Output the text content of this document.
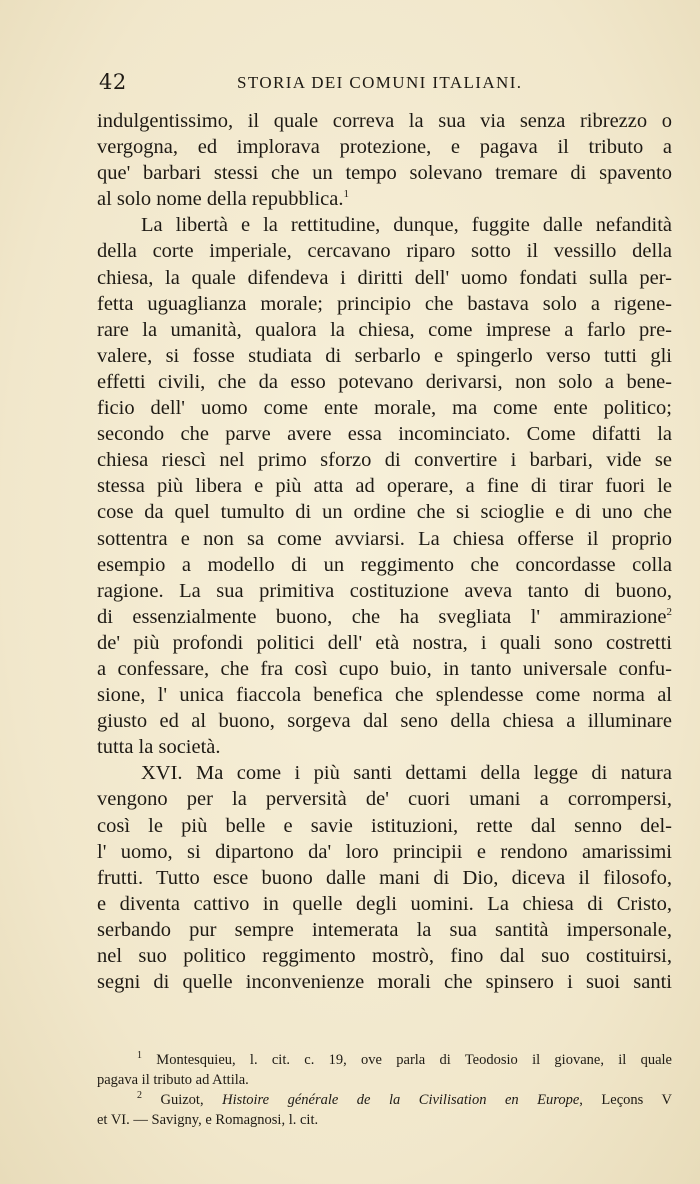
42	STORIA DEI COMUNI ITALIANI.
indulgentissimo, il quale correva la sua via senza ribrezzo o
vergogna, ed implorava protezione, e pagava il tributo a
que' barbari stessi che un tempo solevano tremare di spavento
al solo nome della repubblica.$^1$
La libertà e la rettitudine, dunque, fuggite dalle nefandità
della corte imperiale, cercavano riparo sotto il vessillo della
chiesa, la quale difendeva i diritti dell' uomo fondati sulla per-
fetta uguaglianza morale; principio che bastava solo a rigene-
rare la umanità, qualora la chiesa, come imprese a farlo pre-
valere, si fosse studiata di serbarlo e spingerlo verso tutti gli
effetti civili, che da esso potevano derivarsi, non solo a bene-
ficio dell' uomo come ente morale, ma come ente politico;
secondo che parve avere essa incominciato. Come difatti la
chiesa riescì nel primo sforzo di convertire i barbari, vide se
stessa più libera e più atta ad operare, a fine di tirar fuori le
cose da quel tumulto di un ordine che si scioglie e di uno che
sottentra e non sa come avviarsi. La chiesa offerse il proprio
esempio a modello di un reggimento che concordasse colla
ragione. La sua primitiva costituzione aveva tanto di buono,
di essenzialmente buono, che ha svegliata l' ammirazione$^2$
de' più profondi politici dell' età nostra, i quali sono costretti
a confessare, che fra così cupo buio, in tanto universale confu-
sione, l' unica fiaccola benefica che splendesse come norma al
giusto ed al buono, sorgeva dal seno della chiesa a illuminare
tutta la società.
XVI. Ma come i più santi dettami della legge di natura
vengono per la perversità de' cuori umani a corrompersi,
così le più belle e savie istituzioni, rette dal senno del-
l' uomo, si dipartono da' loro principii e rendono amarissimi
frutti. Tutto esce buono dalle mani di Dio, diceva il filosofo,
e diventa cattivo in quelle degli uomini. La chiesa di Cristo,
serbando pur sempre intemerata la sua santità impersonale,
nel suo politico reggimento mostrò, fino dal suo costituirsi,
segni di quelle inconvenienze morali che spinsero i suoi santi
$^1$ Montesquieu, l. cit. c. 19, ove parla di Teodosio il giovane, il quale
pagava il tributo ad Attila.
$^2$ Guizot, Histoire générale de la Civilisation en Europe, Leçons V
et VI. — Savigny, e Romagnosi, l. cit.
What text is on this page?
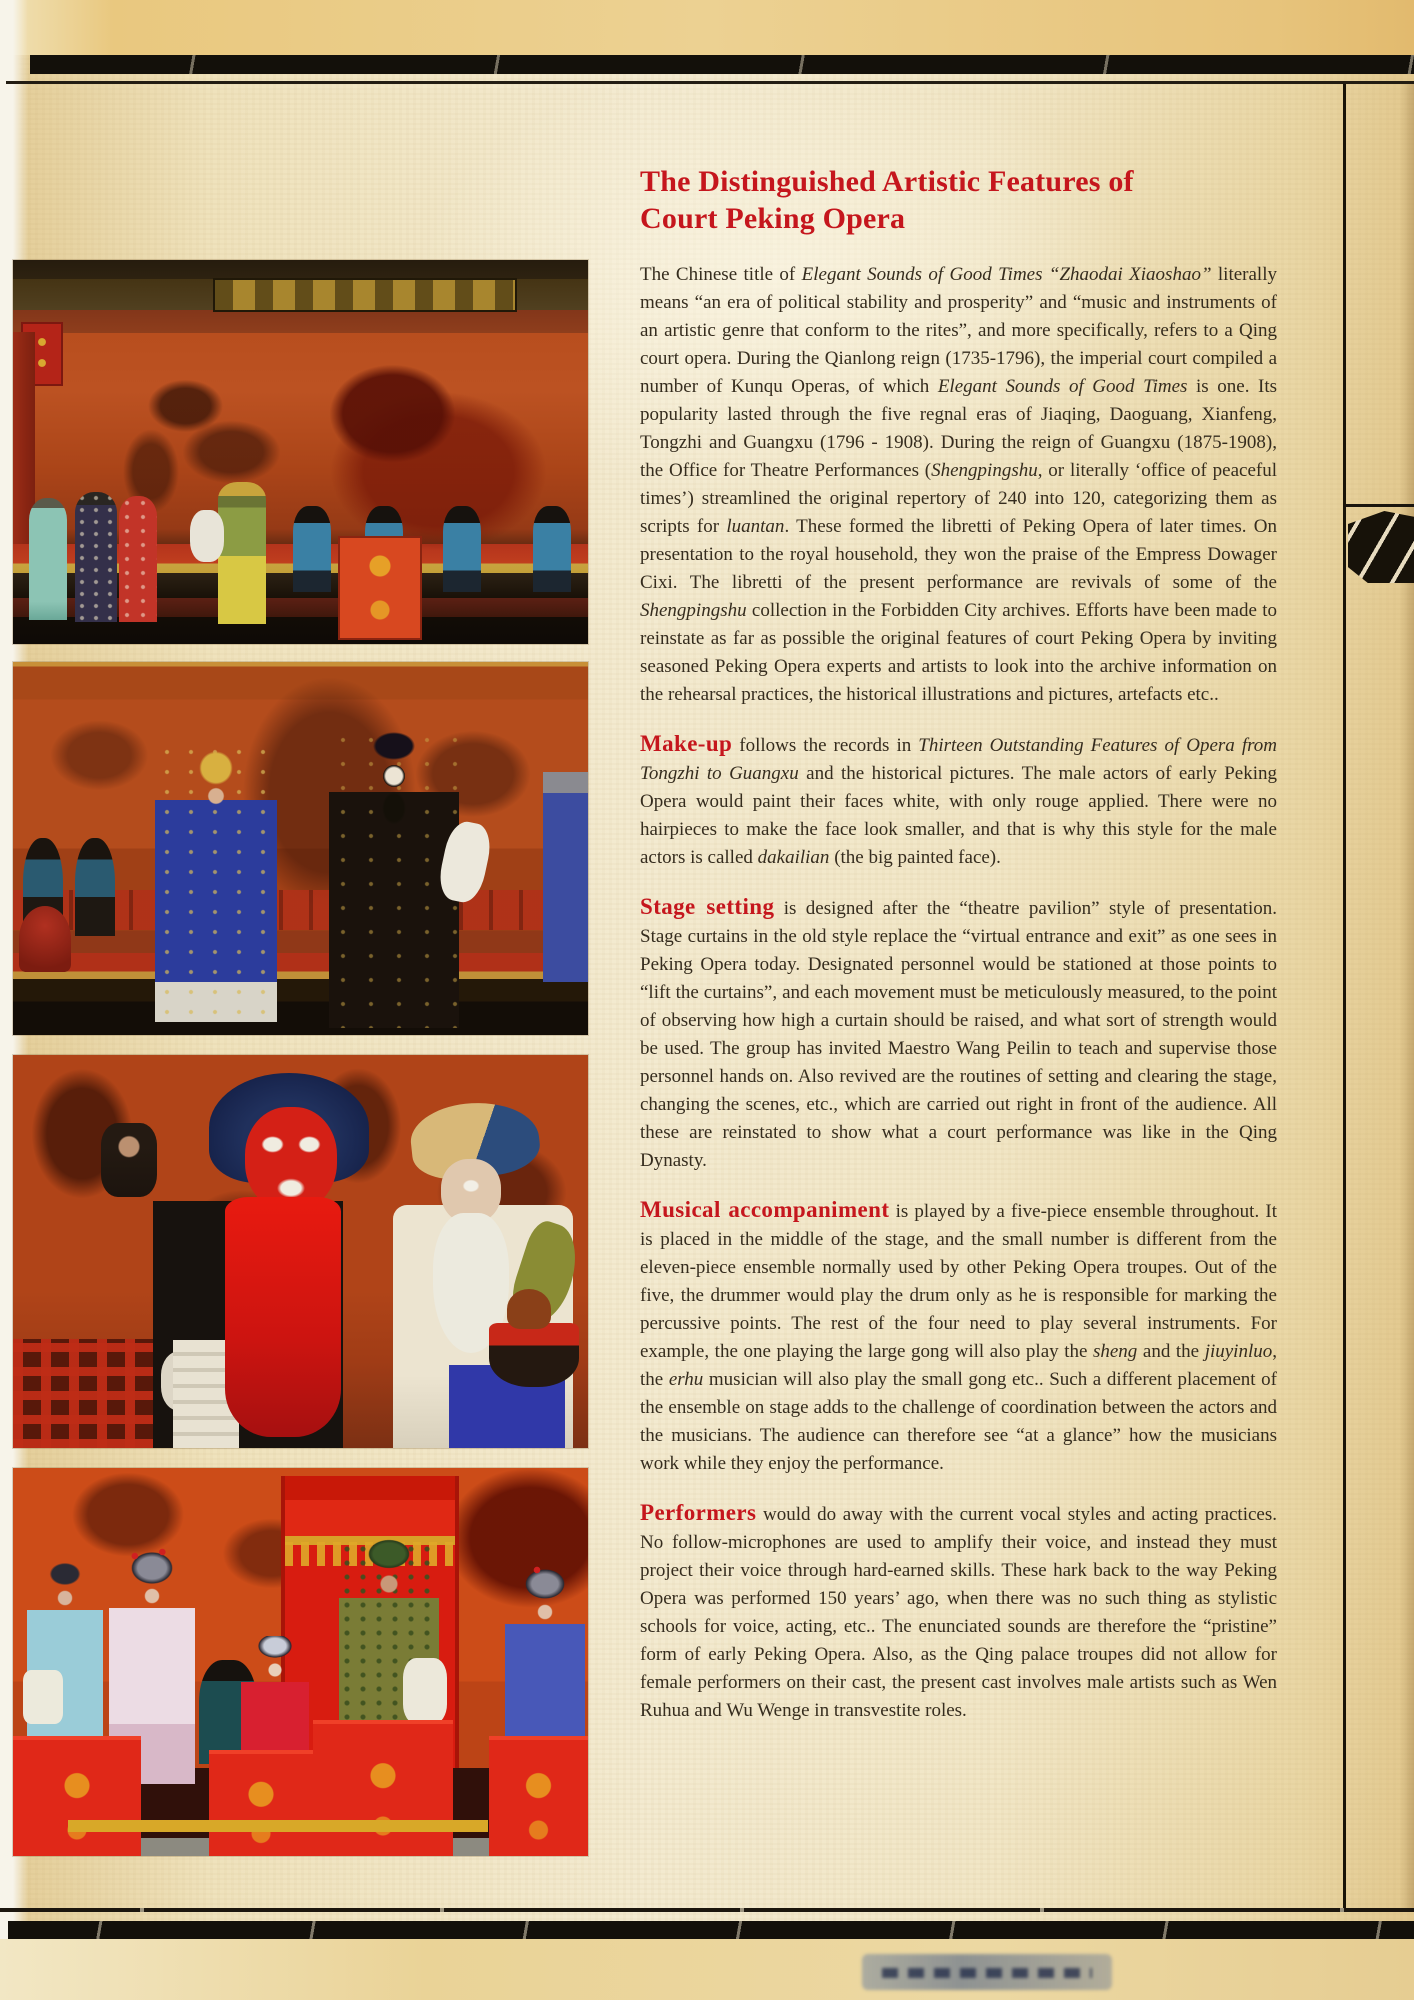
The Distinguished Artistic Features of
Court Peking Opera

The Chinese title of Elegant Sounds of Good Times “Zhaodai Xiaoshao” literally means “an era of political stability and prosperity” and “music and instruments of an artistic genre that conform to the rites”, and more specifically, refers to a Qing court opera. During the Qianlong reign (1735-1796), the imperial court compiled a number of Kunqu Operas, of which Elegant Sounds of Good Times is one. Its popularity lasted through the five regnal eras of Jiaqing, Daoguang, Xianfeng, Tongzhi and Guangxu (1796 - 1908). During the reign of Guangxu (1875-1908), the Office for Theatre Performances (Shengpingshu, or literally ‘office of peaceful times’) streamlined the original repertory of 240 into 120, categorizing them as scripts for luantan. These formed the libretti of Peking Opera of later times. On presentation to the royal household, they won the praise of the Empress Dowager Cixi. The libretti of the present performance are revivals of some of the Shengpingshu collection in the Forbidden City archives. Efforts have been made to reinstate as far as possible the original features of court Peking Opera by inviting seasoned Peking Opera experts and artists to look into the archive information on the rehearsal practices, the historical illustrations and pictures, artefacts etc..

Make-up follows the records in Thirteen Outstanding Features of Opera from Tongzhi to Guangxu and the historical pictures. The male actors of early Peking Opera would paint their faces white, with only rouge applied. There were no hairpieces to make the face look smaller, and that is why this style for the male actors is called dakailian (the big painted face).

Stage setting is designed after the “theatre pavilion” style of presentation. Stage curtains in the old style replace the “virtual entrance and exit” as one sees in Peking Opera today. Designated personnel would be stationed at those points to “lift the curtains”, and each movement must be meticulously measured, to the point of observing how high a curtain should be raised, and what sort of strength would be used. The group has invited Maestro Wang Peilin to teach and supervise those personnel hands on. Also revived are the routines of setting and clearing the stage, changing the scenes, etc., which are carried out right in front of the audience. All these are reinstated to show what a court performance was like in the Qing Dynasty.

Musical accompaniment is played by a five-piece ensemble throughout. It is placed in the middle of the stage, and the small number is different from the eleven-piece ensemble normally used by other Peking Opera troupes. Out of the five, the drummer would play the drum only as he is responsible for marking the percussive points. The rest of the four need to play several instruments. For example, the one playing the large gong will also play the sheng and the jiuyinluo, the erhu musician will also play the small gong etc.. Such a different placement of the ensemble on stage adds to the challenge of coordination between the actors and the musicians. The audience can therefore see “at a glance” how the musicians work while they enjoy the performance.

Performers would do away with the current vocal styles and acting practices. No follow-microphones are used to amplify their voice, and instead they must project their voice through hard-earned skills. These hark back to the way Peking Opera was performed 150 years’ ago, when there was no such thing as stylistic schools for voice, acting, etc.. The enunciated sounds are therefore the “pristine” form of early Peking Opera. Also, as the Qing palace troupes did not allow for female performers on their cast, the present cast involves male artists such as Wen Ruhua and Wu Wenge in transvestite roles.
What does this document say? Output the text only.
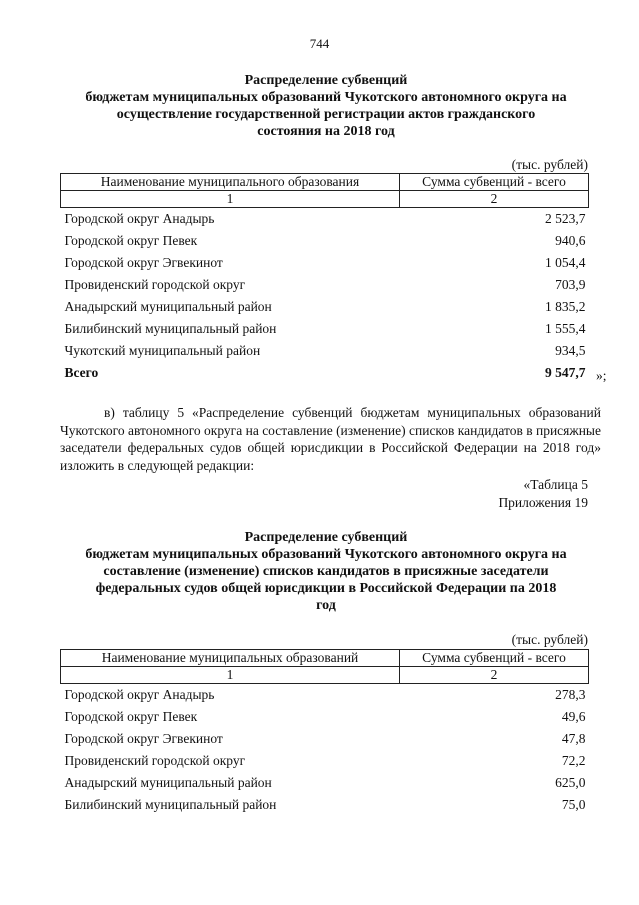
744
Распределение субвенций
бюджетам муниципальных образований Чукотского автономного округа на
осуществление государственной регистрации актов гражданского
состояния на 2018 год
(тыс. рублей)
Наименование муниципального образования	Сумма субвенций - всего
1	2
Городской округ Анадырь	2 523,7
Городской округ Певек	940,6
Городской округ Эгвекинот	1 054,4
Провиденский городской округ	703,9
Анадырский муниципальный район	1 835,2
Билибинский муниципальный район	1 555,4
Чукотский муниципальный район	934,5
Всего	9 547,7 »;
в) таблицу 5 «Распределение субвенций бюджетам муниципальных образований Чукотского автономного округа на составление (изменение) списков кандидатов в присяжные заседатели федеральных судов общей юрисдикции в Российской Федерации на 2018 год» изложить в следующей редакции:
«Таблица 5
Приложения 19
Распределение субвенций
бюджетам муниципальных образований Чукотского автономного округа на
составление (изменение) списков кандидатов в присяжные заседатели
федеральных судов общей юрисдикции в Российской Федерации па 2018
год
(тыс. рублей)
Наименование муниципальных образований	Сумма субвенций - всего
1	2
Городской округ Анадырь	278,3
Городской округ Певек	49,6
Городской округ Эгвекинот	47,8
Провиденский городской округ	72,2
Анадырский муниципальный район	625,0
Билибинский муниципальный район	75,0
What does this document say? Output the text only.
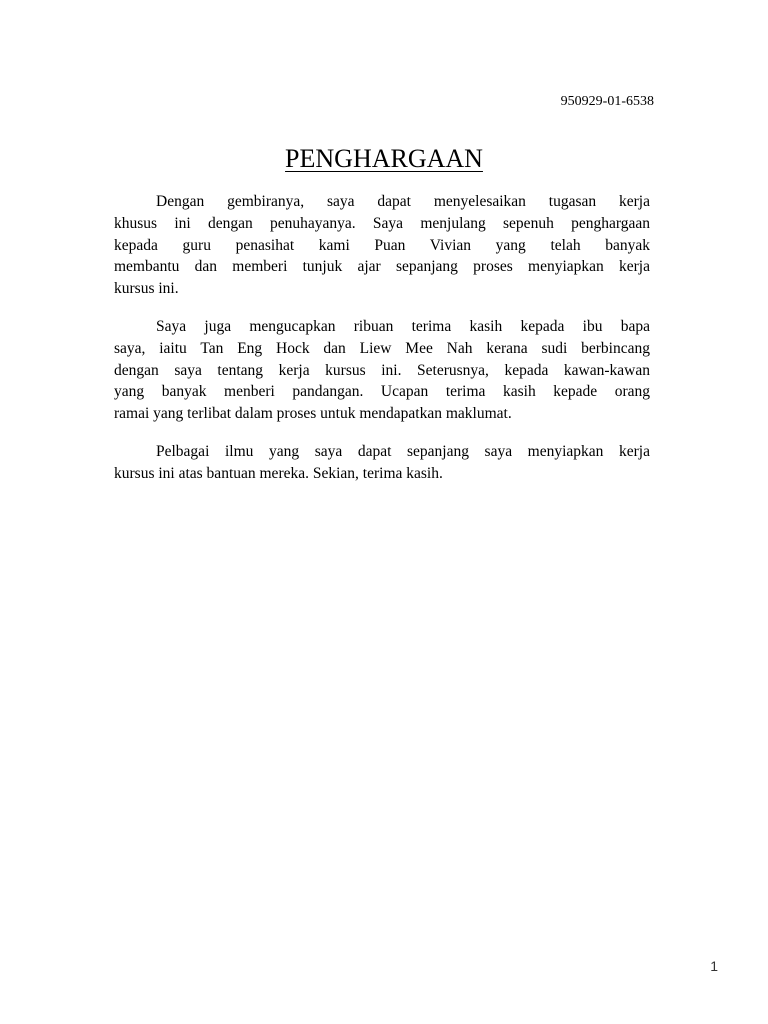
950929-01-6538
PENGHARGAAN
Dengan gembiranya, saya dapat menyelesaikan tugasan kerja
khusus ini dengan penuhayanya. Saya menjulang sepenuh penghargaan
kepada guru penasihat kami Puan Vivian yang telah banyak
membantu dan memberi tunjuk ajar sepanjang proses menyiapkan kerja
kursus ini.
Saya juga mengucapkan ribuan terima kasih kepada ibu bapa
saya, iaitu Tan Eng Hock dan Liew Mee Nah kerana sudi berbincang
dengan saya tentang kerja kursus ini. Seterusnya, kepada kawan-kawan
yang banyak menberi pandangan. Ucapan terima kasih kepade orang
ramai yang terlibat dalam proses untuk mendapatkan maklumat.
Pelbagai ilmu yang saya dapat sepanjang saya menyiapkan kerja
kursus ini atas bantuan mereka. Sekian, terima kasih.
1
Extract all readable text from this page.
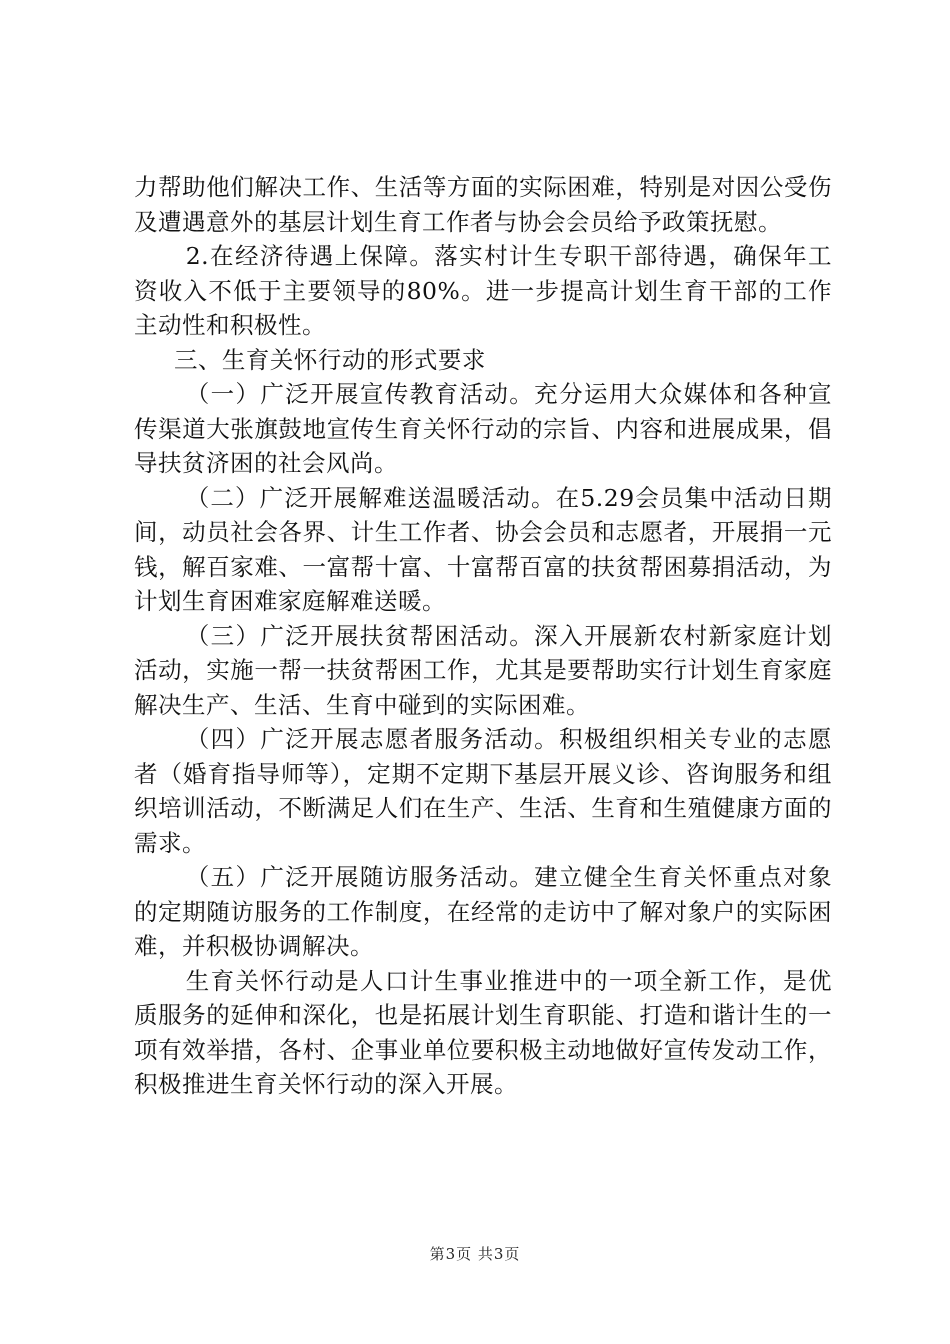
力帮助他们解决工作、生活等方面的实际困难，特别是对因公受伤及遭遇意外的基层计划生育工作者与协会会员给予政策抚慰。

2.在经济待遇上保障。落实村计生专职干部待遇，确保年工资收入不低于主要领导的80%。进一步提高计划生育干部的工作主动性和积极性。

三、生育关怀行动的形式要求

（一）广泛开展宣传教育活动。充分运用大众媒体和各种宣传渠道大张旗鼓地宣传生育关怀行动的宗旨、内容和进展成果，倡导扶贫济困的社会风尚。

（二）广泛开展解难送温暖活动。在5.29会员集中活动日期间，动员社会各界、计生工作者、协会会员和志愿者，开展捐一元钱，解百家难、一富帮十富、十富帮百富的扶贫帮困募捐活动，为计划生育困难家庭解难送暖。

（三）广泛开展扶贫帮困活动。深入开展新农村新家庭计划活动，实施一帮一扶贫帮困工作，尤其是要帮助实行计划生育家庭解决生产、生活、生育中碰到的实际困难。

（四）广泛开展志愿者服务活动。积极组织相关专业的志愿者（婚育指导师等），定期不定期下基层开展义诊、咨询服务和组织培训活动，不断满足人们在生产、生活、生育和生殖健康方面的需求。

（五）广泛开展随访服务活动。建立健全生育关怀重点对象的定期随访服务的工作制度，在经常的走访中了解对象户的实际困难，并积极协调解决。

生育关怀行动是人口计生事业推进中的一项全新工作，是优质服务的延伸和深化，也是拓展计划生育职能、打造和谐计生的一项有效举措，各村、企事业单位要积极主动地做好宣传发动工作，积极推进生育关怀行动的深入开展。

第3页 共3页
_ _ _ _
● **DIRECTION**
Take the line that contains "Extract all readable text from this page." and every line after it to the end of the records above; quote them exactly, leaving out the pictures.

● **REPLY**
Extract all readable text from this page.
力帮助他们解决工作、生活等方面的实际困难，特别是对因公受伤及遭遇意外的基层计划生育工作者与协会会员给予政策抚慰。

2.在经济待遇上保障。落实村计生专职干部待遇，确保年工资收入不低于主要领导的80%。进一步提高计划生育干部的工作主动性和积极性。

三、生育关怀行动的形式要求

（一）广泛开展宣传教育活动。充分运用大众媒体和各种宣传渠道大张旗鼓地宣传生育关怀行动的宗旨、内容和进展成果，倡导扶贫济困的社会风尚。

（二）广泛开展解难送温暖活动。在5.29会员集中活动日期间，动员社会各界、计生工作者、协会会员和志愿者，开展捐一元钱，解百家难、一富帮十富、十富帮百富的扶贫帮困募捐活动，为计划生育困难家庭解难送暖。

（三）广泛开展扶贫帮困活动。深入开展新农村新家庭计划活动，实施一帮一扶贫帮困工作，尤其是要帮助实行计划生育家庭解决生产、生活、生育中碰到的实际困难。

（四）广泛开展志愿者服务活动。积极组织相关专业的志愿者（婚育指导师等），定期不定期下基层开展义诊、咨询服务和组织培训活动，不断满足人们在生产、生活、生育和生殖健康方面的需求。

（五）广泛开展随访服务活动。建立健全生育关怀重点对象的定期随访服务的工作制度，在经常的走访中了解对象户的实际困难，并积极协调解决。

生育关怀行动是人口计生事业推进中的一项全新工作，是优质服务的延伸和深化，也是拓展计划生育职能、打造和谐计生的一项有效举措，各村、企事业单位要积极主动地做好宣传发动工作，积极推进生育关怀行动的深入开展。

第3页 共3页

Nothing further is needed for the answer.